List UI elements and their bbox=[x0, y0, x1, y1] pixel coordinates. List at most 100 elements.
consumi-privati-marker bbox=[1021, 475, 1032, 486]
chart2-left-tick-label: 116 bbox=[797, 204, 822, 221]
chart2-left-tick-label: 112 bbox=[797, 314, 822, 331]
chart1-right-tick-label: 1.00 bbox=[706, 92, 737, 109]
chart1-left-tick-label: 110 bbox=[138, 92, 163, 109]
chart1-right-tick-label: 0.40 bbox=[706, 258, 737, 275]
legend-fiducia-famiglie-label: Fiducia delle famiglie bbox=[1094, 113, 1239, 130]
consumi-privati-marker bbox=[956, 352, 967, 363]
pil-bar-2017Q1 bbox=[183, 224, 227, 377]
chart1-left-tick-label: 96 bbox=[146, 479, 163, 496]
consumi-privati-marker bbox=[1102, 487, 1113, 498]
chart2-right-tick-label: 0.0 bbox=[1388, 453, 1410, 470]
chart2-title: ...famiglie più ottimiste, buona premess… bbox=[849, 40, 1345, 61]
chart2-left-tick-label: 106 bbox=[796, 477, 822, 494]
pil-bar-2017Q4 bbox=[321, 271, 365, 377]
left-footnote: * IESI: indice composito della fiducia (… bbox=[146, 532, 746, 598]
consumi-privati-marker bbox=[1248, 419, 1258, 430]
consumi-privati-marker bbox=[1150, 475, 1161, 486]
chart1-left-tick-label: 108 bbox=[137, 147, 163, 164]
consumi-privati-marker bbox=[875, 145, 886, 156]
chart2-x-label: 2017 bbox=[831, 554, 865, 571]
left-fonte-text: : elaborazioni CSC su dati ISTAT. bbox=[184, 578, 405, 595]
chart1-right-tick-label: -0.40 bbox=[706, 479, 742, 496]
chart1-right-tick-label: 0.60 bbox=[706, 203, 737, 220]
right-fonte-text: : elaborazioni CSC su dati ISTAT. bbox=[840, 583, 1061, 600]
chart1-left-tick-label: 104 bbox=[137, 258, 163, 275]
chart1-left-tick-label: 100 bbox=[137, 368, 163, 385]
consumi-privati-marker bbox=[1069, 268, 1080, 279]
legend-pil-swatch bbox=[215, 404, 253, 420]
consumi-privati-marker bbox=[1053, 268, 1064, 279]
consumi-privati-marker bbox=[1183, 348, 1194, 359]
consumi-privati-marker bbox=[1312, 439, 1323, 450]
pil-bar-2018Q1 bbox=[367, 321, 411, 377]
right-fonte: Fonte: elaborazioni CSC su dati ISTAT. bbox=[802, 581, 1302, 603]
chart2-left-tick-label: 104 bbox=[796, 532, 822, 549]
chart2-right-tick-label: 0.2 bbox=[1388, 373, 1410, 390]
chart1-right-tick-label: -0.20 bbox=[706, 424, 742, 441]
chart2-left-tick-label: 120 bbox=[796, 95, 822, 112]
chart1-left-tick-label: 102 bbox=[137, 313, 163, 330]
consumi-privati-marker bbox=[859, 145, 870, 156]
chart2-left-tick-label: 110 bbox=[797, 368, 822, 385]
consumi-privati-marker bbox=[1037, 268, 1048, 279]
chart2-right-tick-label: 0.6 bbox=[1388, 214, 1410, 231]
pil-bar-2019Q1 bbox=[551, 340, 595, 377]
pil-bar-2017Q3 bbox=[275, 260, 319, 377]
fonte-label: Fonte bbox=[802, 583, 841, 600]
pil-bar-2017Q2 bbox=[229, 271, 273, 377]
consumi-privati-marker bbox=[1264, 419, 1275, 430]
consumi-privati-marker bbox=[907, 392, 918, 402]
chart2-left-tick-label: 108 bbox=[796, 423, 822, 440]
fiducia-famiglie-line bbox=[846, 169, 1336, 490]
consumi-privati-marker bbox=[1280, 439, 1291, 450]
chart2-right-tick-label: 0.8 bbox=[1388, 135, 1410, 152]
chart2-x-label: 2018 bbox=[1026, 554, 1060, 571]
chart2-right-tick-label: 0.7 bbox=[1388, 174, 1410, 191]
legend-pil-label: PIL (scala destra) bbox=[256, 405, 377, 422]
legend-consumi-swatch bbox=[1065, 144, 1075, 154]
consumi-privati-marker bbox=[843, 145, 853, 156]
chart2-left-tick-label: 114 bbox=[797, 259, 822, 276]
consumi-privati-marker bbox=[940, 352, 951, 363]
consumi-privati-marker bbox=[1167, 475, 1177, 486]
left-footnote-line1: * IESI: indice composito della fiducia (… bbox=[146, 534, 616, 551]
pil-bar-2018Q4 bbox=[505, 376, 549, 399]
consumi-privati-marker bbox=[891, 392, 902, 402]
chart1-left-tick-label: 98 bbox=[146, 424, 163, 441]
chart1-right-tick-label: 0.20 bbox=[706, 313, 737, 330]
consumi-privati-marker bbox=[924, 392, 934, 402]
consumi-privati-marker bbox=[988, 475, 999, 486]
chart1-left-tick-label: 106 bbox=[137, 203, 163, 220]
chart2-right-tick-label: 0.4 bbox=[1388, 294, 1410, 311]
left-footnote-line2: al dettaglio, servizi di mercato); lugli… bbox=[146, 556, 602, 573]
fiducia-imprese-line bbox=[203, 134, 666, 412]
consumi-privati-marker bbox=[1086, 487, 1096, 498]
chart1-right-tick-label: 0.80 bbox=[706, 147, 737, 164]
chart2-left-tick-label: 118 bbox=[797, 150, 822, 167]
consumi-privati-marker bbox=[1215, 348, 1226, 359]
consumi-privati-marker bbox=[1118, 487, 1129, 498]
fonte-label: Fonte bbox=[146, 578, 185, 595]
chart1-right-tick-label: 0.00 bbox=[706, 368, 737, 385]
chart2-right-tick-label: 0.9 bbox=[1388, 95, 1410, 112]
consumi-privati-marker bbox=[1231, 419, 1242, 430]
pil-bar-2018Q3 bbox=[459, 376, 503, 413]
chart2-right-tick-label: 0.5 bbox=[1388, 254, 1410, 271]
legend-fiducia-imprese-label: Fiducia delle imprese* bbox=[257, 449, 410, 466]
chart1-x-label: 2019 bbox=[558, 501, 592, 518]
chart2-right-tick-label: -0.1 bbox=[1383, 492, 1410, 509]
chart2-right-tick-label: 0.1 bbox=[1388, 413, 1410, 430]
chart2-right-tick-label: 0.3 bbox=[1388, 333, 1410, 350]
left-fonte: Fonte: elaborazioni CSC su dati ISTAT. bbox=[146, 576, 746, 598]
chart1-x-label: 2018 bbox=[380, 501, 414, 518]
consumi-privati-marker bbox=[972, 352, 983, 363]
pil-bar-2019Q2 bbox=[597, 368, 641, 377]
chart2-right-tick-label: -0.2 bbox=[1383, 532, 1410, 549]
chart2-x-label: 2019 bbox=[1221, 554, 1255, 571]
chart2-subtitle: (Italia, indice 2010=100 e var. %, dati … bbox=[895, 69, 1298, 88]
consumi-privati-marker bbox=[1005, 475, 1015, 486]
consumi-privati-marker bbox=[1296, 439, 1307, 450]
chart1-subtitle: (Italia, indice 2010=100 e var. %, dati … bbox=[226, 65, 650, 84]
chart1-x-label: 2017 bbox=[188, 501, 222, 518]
━━━━━━━━
Exercise objective: Copy the records above line for line, changing nothing.

Final result:
List UI elements and their bbox=[x0, y0, x1, y1] pixel coordinates. List at most 100 elements.
consumi-privati-marker bbox=[1021, 475, 1032, 486]
chart2-left-tick-label: 116 bbox=[797, 204, 822, 221]
chart2-left-tick-label: 112 bbox=[797, 314, 822, 331]
chart1-right-tick-label: 1.00 bbox=[706, 92, 737, 109]
chart1-left-tick-label: 110 bbox=[138, 92, 163, 109]
chart1-right-tick-label: 0.40 bbox=[706, 258, 737, 275]
legend-fiducia-famiglie-label: Fiducia delle famiglie bbox=[1094, 113, 1239, 130]
consumi-privati-marker bbox=[956, 352, 967, 363]
pil-bar-2017Q1 bbox=[183, 224, 227, 377]
chart1-left-tick-label: 96 bbox=[146, 479, 163, 496]
consumi-privati-marker bbox=[1102, 487, 1113, 498]
chart2-right-tick-label: 0.0 bbox=[1388, 453, 1410, 470]
chart2-title: ...famiglie più ottimiste, buona premess… bbox=[849, 40, 1345, 61]
chart2-left-tick-label: 106 bbox=[796, 477, 822, 494]
pil-bar-2017Q4 bbox=[321, 271, 365, 377]
left-footnote: * IESI: indice composito della fiducia (… bbox=[146, 532, 746, 598]
consumi-privati-marker bbox=[1248, 419, 1258, 430]
consumi-privati-marker bbox=[1150, 475, 1161, 486]
chart1-left-tick-label: 108 bbox=[137, 147, 163, 164]
consumi-privati-marker bbox=[875, 145, 886, 156]
chart2-x-label: 2017 bbox=[831, 554, 865, 571]
left-fonte-text: : elaborazioni CSC su dati ISTAT. bbox=[184, 578, 405, 595]
chart1-right-tick-label: -0.40 bbox=[706, 479, 742, 496]
chart1-right-tick-label: 0.60 bbox=[706, 203, 737, 220]
right-fonte-text: : elaborazioni CSC su dati ISTAT. bbox=[840, 583, 1061, 600]
chart1-left-tick-label: 104 bbox=[137, 258, 163, 275]
chart1-left-tick-label: 100 bbox=[137, 368, 163, 385]
consumi-privati-marker bbox=[1069, 268, 1080, 279]
legend-pil-swatch bbox=[215, 404, 253, 420]
consumi-privati-marker bbox=[1053, 268, 1064, 279]
consumi-privati-marker bbox=[1183, 348, 1194, 359]
consumi-privati-marker bbox=[1312, 439, 1323, 450]
pil-bar-2018Q1 bbox=[367, 321, 411, 377]
right-fonte: Fonte: elaborazioni CSC su dati ISTAT. bbox=[802, 581, 1302, 603]
chart2-left-tick-label: 104 bbox=[796, 532, 822, 549]
chart2-right-tick-label: 0.2 bbox=[1388, 373, 1410, 390]
chart1-right-tick-label: -0.20 bbox=[706, 424, 742, 441]
chart2-left-tick-label: 120 bbox=[796, 95, 822, 112]
chart1-left-tick-label: 102 bbox=[137, 313, 163, 330]
consumi-privati-marker bbox=[859, 145, 870, 156]
chart2-left-tick-label: 110 bbox=[797, 368, 822, 385]
consumi-privati-marker bbox=[1037, 268, 1048, 279]
chart2-right-tick-label: 0.6 bbox=[1388, 214, 1410, 231]
pil-bar-2019Q1 bbox=[551, 340, 595, 377]
pil-bar-2017Q3 bbox=[275, 260, 319, 377]
fonte-label: Fonte bbox=[802, 583, 841, 600]
pil-bar-2017Q2 bbox=[229, 271, 273, 377]
consumi-privati-marker bbox=[1264, 419, 1275, 430]
consumi-privati-marker bbox=[907, 392, 918, 402]
chart2-left-tick-label: 108 bbox=[796, 423, 822, 440]
fiducia-famiglie-line bbox=[846, 169, 1336, 490]
consumi-privati-marker bbox=[1280, 439, 1291, 450]
chart2-right-tick-label: 0.8 bbox=[1388, 135, 1410, 152]
chart2-x-label: 2018 bbox=[1026, 554, 1060, 571]
chart2-right-tick-label: 0.7 bbox=[1388, 174, 1410, 191]
legend-pil-label: PIL (scala destra) bbox=[256, 405, 377, 422]
legend-consumi-swatch bbox=[1065, 144, 1075, 154]
consumi-privati-marker bbox=[843, 145, 853, 156]
chart2-left-tick-label: 114 bbox=[797, 259, 822, 276]
consumi-privati-marker bbox=[940, 352, 951, 363]
consumi-privati-marker bbox=[1167, 475, 1177, 486]
left-footnote-line1: * IESI: indice composito della fiducia (… bbox=[146, 534, 616, 551]
pil-bar-2018Q4 bbox=[505, 376, 549, 399]
consumi-privati-marker bbox=[891, 392, 902, 402]
chart1-left-tick-label: 98 bbox=[146, 424, 163, 441]
chart1-right-tick-label: 0.20 bbox=[706, 313, 737, 330]
consumi-privati-marker bbox=[924, 392, 934, 402]
consumi-privati-marker bbox=[988, 475, 999, 486]
chart1-left-tick-label: 106 bbox=[137, 203, 163, 220]
chart2-right-tick-label: 0.4 bbox=[1388, 294, 1410, 311]
left-footnote-line2: al dettaglio, servizi di mercato); lugli… bbox=[146, 556, 602, 573]
fiducia-imprese-line bbox=[203, 134, 666, 412]
consumi-privati-marker bbox=[1086, 487, 1096, 498]
chart1-right-tick-label: 0.80 bbox=[706, 147, 737, 164]
chart2-left-tick-label: 118 bbox=[797, 150, 822, 167]
consumi-privati-marker bbox=[1215, 348, 1226, 359]
consumi-privati-marker bbox=[1118, 487, 1129, 498]
fonte-label: Fonte bbox=[146, 578, 185, 595]
chart1-right-tick-label: 0.00 bbox=[706, 368, 737, 385]
chart2-right-tick-label: 0.9 bbox=[1388, 95, 1410, 112]
consumi-privati-marker bbox=[1231, 419, 1242, 430]
pil-bar-2018Q3 bbox=[459, 376, 503, 413]
chart2-right-tick-label: 0.5 bbox=[1388, 254, 1410, 271]
legend-fiducia-imprese-label: Fiducia delle imprese* bbox=[257, 449, 410, 466]
chart1-x-label: 2019 bbox=[558, 501, 592, 518]
chart2-right-tick-label: -0.1 bbox=[1383, 492, 1410, 509]
chart2-right-tick-label: 0.1 bbox=[1388, 413, 1410, 430]
chart2-right-tick-label: 0.3 bbox=[1388, 333, 1410, 350]
left-fonte: Fonte: elaborazioni CSC su dati ISTAT. bbox=[146, 576, 746, 598]
chart1-x-label: 2018 bbox=[380, 501, 414, 518]
consumi-privati-marker bbox=[972, 352, 983, 363]
pil-bar-2019Q2 bbox=[597, 368, 641, 377]
chart2-right-tick-label: -0.2 bbox=[1383, 532, 1410, 549]
chart2-x-label: 2019 bbox=[1221, 554, 1255, 571]
chart2-subtitle: (Italia, indice 2010=100 e var. %, dati … bbox=[895, 69, 1298, 88]
consumi-privati-marker bbox=[1005, 475, 1015, 486]
consumi-privati-marker bbox=[1296, 439, 1307, 450]
chart1-subtitle: (Italia, indice 2010=100 e var. %, dati … bbox=[226, 65, 650, 84]
chart1-x-label: 2017 bbox=[188, 501, 222, 518]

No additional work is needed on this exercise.